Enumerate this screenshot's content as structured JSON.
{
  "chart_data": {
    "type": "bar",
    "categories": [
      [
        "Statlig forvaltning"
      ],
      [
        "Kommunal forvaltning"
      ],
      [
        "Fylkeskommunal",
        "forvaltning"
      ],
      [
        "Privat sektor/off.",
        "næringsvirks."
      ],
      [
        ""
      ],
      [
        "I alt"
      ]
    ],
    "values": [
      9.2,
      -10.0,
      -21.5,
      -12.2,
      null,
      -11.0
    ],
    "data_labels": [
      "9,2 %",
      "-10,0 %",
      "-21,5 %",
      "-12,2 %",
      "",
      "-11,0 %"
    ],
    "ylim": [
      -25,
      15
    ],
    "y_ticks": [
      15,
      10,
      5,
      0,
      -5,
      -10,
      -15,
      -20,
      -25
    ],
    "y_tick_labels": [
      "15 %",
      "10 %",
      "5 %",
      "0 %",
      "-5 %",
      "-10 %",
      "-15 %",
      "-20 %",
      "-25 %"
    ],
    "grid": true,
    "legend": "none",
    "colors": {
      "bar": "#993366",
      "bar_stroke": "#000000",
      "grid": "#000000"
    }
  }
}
┄┄┄┄┄┄
◆ SHORT EXERCISE
Extract, from the listing above, every line where the string "forvaltning" occurs.

◆ RESULT
        "Statlig forvaltning"
        "Kommunal forvaltning"
        "forvaltning"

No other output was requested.